(Figure collection entries)
====

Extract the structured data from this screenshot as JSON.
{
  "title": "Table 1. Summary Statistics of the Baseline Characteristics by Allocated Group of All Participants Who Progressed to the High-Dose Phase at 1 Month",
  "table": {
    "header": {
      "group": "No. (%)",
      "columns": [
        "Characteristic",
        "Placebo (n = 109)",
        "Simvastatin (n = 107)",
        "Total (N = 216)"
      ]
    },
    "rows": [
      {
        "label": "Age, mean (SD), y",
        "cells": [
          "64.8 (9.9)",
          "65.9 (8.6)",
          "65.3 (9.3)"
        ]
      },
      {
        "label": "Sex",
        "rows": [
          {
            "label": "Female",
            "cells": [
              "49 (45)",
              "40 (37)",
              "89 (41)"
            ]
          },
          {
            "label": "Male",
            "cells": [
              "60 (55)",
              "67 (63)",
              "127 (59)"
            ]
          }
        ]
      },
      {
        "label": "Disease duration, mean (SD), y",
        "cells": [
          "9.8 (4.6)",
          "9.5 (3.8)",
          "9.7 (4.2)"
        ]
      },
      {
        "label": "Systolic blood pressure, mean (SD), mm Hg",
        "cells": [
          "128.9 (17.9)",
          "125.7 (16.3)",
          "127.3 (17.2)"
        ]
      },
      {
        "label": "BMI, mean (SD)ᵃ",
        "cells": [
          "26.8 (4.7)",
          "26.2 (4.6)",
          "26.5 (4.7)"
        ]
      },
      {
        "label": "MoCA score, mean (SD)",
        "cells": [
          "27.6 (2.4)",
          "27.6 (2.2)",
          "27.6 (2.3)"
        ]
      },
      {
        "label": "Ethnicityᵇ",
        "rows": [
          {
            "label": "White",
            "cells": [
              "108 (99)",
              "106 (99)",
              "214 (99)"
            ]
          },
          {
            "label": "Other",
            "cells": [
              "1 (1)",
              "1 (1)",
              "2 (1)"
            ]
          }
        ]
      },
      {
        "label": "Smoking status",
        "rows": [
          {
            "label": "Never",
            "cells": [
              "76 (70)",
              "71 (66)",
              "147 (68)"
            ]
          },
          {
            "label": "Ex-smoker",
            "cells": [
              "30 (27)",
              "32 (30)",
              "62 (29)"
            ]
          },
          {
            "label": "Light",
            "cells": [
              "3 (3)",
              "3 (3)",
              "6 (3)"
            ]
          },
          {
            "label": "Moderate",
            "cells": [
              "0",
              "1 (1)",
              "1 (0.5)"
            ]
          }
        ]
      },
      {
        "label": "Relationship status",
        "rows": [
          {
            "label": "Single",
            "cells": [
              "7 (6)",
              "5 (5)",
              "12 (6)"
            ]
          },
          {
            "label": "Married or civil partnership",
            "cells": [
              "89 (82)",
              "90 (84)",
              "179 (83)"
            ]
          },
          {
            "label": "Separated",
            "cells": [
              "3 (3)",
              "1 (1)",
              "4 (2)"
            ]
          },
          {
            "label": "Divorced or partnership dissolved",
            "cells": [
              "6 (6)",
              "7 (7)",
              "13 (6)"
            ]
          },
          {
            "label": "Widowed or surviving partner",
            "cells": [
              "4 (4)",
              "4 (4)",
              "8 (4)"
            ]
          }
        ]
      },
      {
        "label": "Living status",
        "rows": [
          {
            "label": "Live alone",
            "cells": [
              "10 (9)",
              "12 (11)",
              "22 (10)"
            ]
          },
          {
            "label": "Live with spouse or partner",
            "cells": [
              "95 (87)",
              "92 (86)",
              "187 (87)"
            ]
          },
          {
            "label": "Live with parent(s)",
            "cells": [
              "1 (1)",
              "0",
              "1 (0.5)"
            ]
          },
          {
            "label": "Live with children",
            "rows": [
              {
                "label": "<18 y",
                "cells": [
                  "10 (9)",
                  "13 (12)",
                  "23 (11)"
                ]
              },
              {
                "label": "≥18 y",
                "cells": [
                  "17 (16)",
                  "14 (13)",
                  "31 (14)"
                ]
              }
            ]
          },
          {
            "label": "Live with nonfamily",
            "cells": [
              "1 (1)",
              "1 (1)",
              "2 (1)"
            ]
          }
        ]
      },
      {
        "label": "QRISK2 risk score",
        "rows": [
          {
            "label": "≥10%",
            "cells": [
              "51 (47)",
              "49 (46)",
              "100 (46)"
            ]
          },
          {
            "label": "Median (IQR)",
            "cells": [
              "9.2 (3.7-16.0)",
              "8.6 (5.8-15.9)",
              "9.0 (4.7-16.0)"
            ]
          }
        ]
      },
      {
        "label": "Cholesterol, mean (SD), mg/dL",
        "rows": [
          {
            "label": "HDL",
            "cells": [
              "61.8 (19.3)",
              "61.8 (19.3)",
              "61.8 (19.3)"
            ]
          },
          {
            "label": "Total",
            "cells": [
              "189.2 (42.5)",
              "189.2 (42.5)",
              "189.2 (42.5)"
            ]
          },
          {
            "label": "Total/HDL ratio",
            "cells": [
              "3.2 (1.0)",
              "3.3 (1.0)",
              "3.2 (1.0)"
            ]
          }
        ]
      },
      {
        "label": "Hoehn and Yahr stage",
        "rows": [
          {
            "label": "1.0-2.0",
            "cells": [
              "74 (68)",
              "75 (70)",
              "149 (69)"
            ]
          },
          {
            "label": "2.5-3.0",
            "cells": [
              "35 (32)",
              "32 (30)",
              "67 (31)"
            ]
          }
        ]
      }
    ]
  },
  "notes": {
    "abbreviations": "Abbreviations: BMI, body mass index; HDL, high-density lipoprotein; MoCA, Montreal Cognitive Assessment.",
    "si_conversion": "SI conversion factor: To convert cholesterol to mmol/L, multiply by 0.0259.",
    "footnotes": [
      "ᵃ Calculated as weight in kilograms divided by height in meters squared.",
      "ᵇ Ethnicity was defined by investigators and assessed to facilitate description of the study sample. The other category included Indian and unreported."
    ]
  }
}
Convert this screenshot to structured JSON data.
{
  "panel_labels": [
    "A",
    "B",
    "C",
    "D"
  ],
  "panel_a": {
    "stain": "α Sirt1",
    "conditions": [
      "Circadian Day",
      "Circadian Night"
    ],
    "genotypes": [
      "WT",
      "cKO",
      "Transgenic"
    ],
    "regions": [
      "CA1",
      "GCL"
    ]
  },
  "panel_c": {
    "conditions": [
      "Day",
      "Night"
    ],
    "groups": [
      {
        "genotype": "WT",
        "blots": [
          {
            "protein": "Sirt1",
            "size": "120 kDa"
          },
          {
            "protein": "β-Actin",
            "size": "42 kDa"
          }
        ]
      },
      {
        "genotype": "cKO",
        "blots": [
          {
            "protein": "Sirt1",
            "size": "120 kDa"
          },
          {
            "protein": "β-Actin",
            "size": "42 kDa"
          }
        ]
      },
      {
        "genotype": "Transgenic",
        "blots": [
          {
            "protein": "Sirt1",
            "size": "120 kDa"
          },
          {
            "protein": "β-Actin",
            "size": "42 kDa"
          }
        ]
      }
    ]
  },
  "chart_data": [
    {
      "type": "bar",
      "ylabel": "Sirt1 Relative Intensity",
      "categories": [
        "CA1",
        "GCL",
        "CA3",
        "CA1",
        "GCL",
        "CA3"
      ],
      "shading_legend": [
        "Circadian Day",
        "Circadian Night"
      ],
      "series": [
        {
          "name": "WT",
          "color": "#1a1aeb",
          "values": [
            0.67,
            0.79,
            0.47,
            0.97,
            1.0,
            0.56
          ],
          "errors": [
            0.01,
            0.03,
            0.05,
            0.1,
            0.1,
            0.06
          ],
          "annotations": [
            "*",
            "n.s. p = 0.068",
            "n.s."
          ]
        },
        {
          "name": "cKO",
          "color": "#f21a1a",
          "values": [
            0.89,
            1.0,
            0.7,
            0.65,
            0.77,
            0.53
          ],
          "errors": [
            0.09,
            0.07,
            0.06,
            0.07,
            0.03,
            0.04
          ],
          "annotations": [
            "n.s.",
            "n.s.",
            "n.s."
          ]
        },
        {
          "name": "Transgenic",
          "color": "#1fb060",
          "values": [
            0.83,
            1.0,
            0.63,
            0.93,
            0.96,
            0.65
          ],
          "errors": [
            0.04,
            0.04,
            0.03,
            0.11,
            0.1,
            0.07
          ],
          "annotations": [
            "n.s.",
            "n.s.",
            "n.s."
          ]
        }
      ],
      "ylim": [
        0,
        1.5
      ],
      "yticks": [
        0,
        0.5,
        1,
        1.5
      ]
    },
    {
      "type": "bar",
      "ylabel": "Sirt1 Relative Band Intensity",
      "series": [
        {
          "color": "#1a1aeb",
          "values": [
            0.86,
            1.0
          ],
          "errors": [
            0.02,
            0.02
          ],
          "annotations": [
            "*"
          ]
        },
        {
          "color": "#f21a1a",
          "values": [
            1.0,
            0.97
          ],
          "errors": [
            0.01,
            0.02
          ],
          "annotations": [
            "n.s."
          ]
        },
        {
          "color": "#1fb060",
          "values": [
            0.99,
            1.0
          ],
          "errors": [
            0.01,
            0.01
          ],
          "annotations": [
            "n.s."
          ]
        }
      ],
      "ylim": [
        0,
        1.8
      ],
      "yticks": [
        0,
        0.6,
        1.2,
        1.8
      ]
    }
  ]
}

====

• **Assignment**
Look through the entries for the string "Circadian". Every line that has it belongs in the answer.

• **Output**
      "Circadian Day",
      "Circadian Night"
        "Circadian Day",
        "Circadian Night"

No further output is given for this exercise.